# TASK INSTRUCTIONS
Take the material and output all of it exactly.

☆ ☆ ☆

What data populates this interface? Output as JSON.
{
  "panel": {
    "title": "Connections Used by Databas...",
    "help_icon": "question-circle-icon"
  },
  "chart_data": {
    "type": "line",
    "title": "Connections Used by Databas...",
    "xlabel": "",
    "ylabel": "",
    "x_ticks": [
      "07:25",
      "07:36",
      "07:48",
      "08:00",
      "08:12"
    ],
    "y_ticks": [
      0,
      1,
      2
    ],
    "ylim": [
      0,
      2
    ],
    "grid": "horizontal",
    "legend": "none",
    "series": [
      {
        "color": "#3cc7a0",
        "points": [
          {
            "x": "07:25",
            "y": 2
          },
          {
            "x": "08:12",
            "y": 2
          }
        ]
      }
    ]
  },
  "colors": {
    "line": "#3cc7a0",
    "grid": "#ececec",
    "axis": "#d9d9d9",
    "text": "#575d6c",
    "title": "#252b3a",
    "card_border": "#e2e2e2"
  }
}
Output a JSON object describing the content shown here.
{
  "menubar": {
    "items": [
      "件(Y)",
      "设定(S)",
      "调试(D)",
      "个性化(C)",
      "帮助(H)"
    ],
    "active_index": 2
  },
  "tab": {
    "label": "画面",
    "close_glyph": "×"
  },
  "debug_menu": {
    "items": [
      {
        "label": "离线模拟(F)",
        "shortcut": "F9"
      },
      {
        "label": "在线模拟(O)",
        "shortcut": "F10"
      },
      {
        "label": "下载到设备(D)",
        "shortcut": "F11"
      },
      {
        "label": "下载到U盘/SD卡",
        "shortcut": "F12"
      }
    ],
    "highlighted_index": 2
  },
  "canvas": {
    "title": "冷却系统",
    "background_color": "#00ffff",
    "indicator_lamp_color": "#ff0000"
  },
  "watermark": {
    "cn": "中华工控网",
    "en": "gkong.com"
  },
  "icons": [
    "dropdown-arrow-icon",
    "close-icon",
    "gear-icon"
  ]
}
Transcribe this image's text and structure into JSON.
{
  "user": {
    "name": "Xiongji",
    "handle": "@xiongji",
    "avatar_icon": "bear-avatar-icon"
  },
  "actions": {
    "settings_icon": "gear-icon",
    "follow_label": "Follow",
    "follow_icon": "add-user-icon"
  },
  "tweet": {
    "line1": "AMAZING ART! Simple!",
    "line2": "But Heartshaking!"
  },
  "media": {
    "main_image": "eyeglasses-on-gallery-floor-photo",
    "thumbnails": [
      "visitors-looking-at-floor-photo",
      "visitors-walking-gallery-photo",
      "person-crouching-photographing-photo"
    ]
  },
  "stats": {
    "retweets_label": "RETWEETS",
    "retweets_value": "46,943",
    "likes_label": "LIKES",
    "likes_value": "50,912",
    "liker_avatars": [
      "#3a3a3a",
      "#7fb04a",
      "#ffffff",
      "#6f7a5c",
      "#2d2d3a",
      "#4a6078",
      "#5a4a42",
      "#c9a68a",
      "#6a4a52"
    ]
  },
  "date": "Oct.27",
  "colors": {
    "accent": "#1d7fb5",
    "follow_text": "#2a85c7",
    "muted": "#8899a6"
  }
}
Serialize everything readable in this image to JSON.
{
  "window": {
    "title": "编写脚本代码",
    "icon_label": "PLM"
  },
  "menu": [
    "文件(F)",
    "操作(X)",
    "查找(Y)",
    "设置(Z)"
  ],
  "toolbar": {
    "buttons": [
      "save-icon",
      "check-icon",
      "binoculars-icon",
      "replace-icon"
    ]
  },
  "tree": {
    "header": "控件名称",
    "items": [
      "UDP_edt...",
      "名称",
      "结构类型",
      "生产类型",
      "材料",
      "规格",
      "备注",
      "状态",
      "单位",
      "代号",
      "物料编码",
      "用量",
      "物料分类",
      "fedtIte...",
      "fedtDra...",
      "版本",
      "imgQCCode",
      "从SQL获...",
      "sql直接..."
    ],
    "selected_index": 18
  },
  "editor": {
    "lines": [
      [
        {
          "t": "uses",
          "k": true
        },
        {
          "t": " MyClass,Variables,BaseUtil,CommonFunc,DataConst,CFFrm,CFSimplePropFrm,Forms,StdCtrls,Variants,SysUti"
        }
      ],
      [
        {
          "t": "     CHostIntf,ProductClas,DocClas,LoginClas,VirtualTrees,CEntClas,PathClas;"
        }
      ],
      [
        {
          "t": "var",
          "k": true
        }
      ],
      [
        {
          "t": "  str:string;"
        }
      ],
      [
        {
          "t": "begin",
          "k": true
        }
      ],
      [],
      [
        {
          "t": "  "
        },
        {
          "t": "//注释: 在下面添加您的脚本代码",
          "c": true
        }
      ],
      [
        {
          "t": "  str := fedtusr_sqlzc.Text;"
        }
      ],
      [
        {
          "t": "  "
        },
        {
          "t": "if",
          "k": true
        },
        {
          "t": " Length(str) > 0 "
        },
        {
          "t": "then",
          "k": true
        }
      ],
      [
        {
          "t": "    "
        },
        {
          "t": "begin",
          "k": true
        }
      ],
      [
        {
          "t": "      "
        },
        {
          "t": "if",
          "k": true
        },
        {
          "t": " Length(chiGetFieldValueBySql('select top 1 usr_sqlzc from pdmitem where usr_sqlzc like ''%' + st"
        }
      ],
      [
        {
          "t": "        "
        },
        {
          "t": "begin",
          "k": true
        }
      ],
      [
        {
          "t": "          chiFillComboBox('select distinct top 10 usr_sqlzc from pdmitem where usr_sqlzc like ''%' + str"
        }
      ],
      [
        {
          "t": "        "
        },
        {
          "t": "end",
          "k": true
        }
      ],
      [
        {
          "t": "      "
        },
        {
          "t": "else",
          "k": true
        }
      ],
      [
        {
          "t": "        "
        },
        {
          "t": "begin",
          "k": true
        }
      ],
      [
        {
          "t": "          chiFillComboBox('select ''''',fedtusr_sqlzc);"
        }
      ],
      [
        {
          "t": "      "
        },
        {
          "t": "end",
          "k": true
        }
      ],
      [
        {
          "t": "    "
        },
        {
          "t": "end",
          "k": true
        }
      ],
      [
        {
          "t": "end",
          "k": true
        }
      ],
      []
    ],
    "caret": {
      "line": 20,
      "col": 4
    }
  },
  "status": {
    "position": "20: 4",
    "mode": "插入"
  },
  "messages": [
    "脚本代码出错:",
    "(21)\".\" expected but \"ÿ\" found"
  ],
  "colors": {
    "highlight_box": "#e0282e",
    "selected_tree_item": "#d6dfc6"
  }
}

☆ ☆ ☆

# RESULT OF THE TASK
What data populates this interface? Output as JSON.
{
  "panel": {
    "title": "Connections Used by Databas...",
    "help_icon": "question-circle-icon"
  },
  "chart_data": {
    "type": "line",
    "title": "Connections Used by Databas...",
    "xlabel": "",
    "ylabel": "",
    "x_ticks": [
      "07:25",
      "07:36",
      "07:48",
      "08:00",
      "08:12"
    ],
    "y_ticks": [
      0,
      1,
      2
    ],
    "ylim": [
      0,
      2
    ],
    "grid": "horizontal",
    "legend": "none",
    "series": [
      {
        "color": "#3cc7a0",
        "points": [
          {
            "x": "07:25",
            "y": 2
          },
          {
            "x": "08:12",
            "y": 2
          }
        ]
      }
    ]
  },
  "colors": {
    "line": "#3cc7a0",
    "grid": "#ececec",
    "axis": "#d9d9d9",
    "text": "#575d6c",
    "title": "#252b3a",
    "card_border": "#e2e2e2"
  }
}
Output a JSON object describing the content shown here.
{
  "menubar": {
    "items": [
      "件(Y)",
      "设定(S)",
      "调试(D)",
      "个性化(C)",
      "帮助(H)"
    ],
    "active_index": 2
  },
  "tab": {
    "label": "画面",
    "close_glyph": "×"
  },
  "debug_menu": {
    "items": [
      {
        "label": "离线模拟(F)",
        "shortcut": "F9"
      },
      {
        "label": "在线模拟(O)",
        "shortcut": "F10"
      },
      {
        "label": "下载到设备(D)",
        "shortcut": "F11"
      },
      {
        "label": "下载到U盘/SD卡",
        "shortcut": "F12"
      }
    ],
    "highlighted_index": 2
  },
  "canvas": {
    "title": "冷却系统",
    "background_color": "#00ffff",
    "indicator_lamp_color": "#ff0000"
  },
  "watermark": {
    "cn": "中华工控网",
    "en": "gkong.com"
  },
  "icons": [
    "dropdown-arrow-icon",
    "close-icon",
    "gear-icon"
  ]
}
Transcribe this image's text and structure into JSON.
{
  "user": {
    "name": "Xiongji",
    "handle": "@xiongji",
    "avatar_icon": "bear-avatar-icon"
  },
  "actions": {
    "settings_icon": "gear-icon",
    "follow_label": "Follow",
    "follow_icon": "add-user-icon"
  },
  "tweet": {
    "line1": "AMAZING ART! Simple!",
    "line2": "But Heartshaking!"
  },
  "media": {
    "main_image": "eyeglasses-on-gallery-floor-photo",
    "thumbnails": [
      "visitors-looking-at-floor-photo",
      "visitors-walking-gallery-photo",
      "person-crouching-photographing-photo"
    ]
  },
  "stats": {
    "retweets_label": "RETWEETS",
    "retweets_value": "46,943",
    "likes_label": "LIKES",
    "likes_value": "50,912",
    "liker_avatars": [
      "#3a3a3a",
      "#7fb04a",
      "#ffffff",
      "#6f7a5c",
      "#2d2d3a",
      "#4a6078",
      "#5a4a42",
      "#c9a68a",
      "#6a4a52"
    ]
  },
  "date": "Oct.27",
  "colors": {
    "accent": "#1d7fb5",
    "follow_text": "#2a85c7",
    "muted": "#8899a6"
  }
}
Serialize everything readable in this image to JSON.
{
  "window": {
    "title": "编写脚本代码",
    "icon_label": "PLM"
  },
  "menu": [
    "文件(F)",
    "操作(X)",
    "查找(Y)",
    "设置(Z)"
  ],
  "toolbar": {
    "buttons": [
      "save-icon",
      "check-icon",
      "binoculars-icon",
      "replace-icon"
    ]
  },
  "tree": {
    "header": "控件名称",
    "items": [
      "UDP_edt...",
      "名称",
      "结构类型",
      "生产类型",
      "材料",
      "规格",
      "备注",
      "状态",
      "单位",
      "代号",
      "物料编码",
      "用量",
      "物料分类",
      "fedtIte...",
      "fedtDra...",
      "版本",
      "imgQCCode",
      "从SQL获...",
      "sql直接..."
    ],
    "selected_index": 18
  },
  "editor": {
    "lines": [
      [
        {
          "t": "uses",
          "k": true
        },
        {
          "t": " MyClass,Variables,BaseUtil,CommonFunc,DataConst,CFFrm,CFSimplePropFrm,Forms,StdCtrls,Variants,SysUti"
        }
      ],
      [
        {
          "t": "     CHostIntf,ProductClas,DocClas,LoginClas,VirtualTrees,CEntClas,PathClas;"
        }
      ],
      [
        {
          "t": "var",
          "k": true
        }
      ],
      [
        {
          "t": "  str:string;"
        }
      ],
      [
        {
          "t": "begin",
          "k": true
        }
      ],
      [],
      [
        {
          "t": "  "
        },
        {
          "t": "//注释: 在下面添加您的脚本代码",
          "c": true
        }
      ],
      [
        {
          "t": "  str := fedtusr_sqlzc.Text;"
        }
      ],
      [
        {
          "t": "  "
        },
        {
          "t": "if",
          "k": true
        },
        {
          "t": " Length(str) > 0 "
        },
        {
          "t": "then",
          "k": true
        }
      ],
      [
        {
          "t": "    "
        },
        {
          "t": "begin",
          "k": true
        }
      ],
      [
        {
          "t": "      "
        },
        {
          "t": "if",
          "k": true
        },
        {
          "t": " Length(chiGetFieldValueBySql('select top 1 usr_sqlzc from pdmitem where usr_sqlzc like ''%' + st"
        }
      ],
      [
        {
          "t": "        "
        },
        {
          "t": "begin",
          "k": true
        }
      ],
      [
        {
          "t": "          chiFillComboBox('select distinct top 10 usr_sqlzc from pdmitem where usr_sqlzc like ''%' + str"
        }
      ],
      [
        {
          "t": "        "
        },
        {
          "t": "end",
          "k": true
        }
      ],
      [
        {
          "t": "      "
        },
        {
          "t": "else",
          "k": true
        }
      ],
      [
        {
          "t": "        "
        },
        {
          "t": "begin",
          "k": true
        }
      ],
      [
        {
          "t": "          chiFillComboBox('select ''''',fedtusr_sqlzc);"
        }
      ],
      [
        {
          "t": "      "
        },
        {
          "t": "end",
          "k": true
        }
      ],
      [
        {
          "t": "    "
        },
        {
          "t": "end",
          "k": true
        }
      ],
      [
        {
          "t": "end",
          "k": true
        }
      ],
      []
    ],
    "caret": {
      "line": 20,
      "col": 4
    }
  },
  "status": {
    "position": "20: 4",
    "mode": "插入"
  },
  "messages": [
    "脚本代码出错:",
    "(21)\".\" expected but \"ÿ\" found"
  ],
  "colors": {
    "highlight_box": "#e0282e",
    "selected_tree_item": "#d6dfc6"
  }
}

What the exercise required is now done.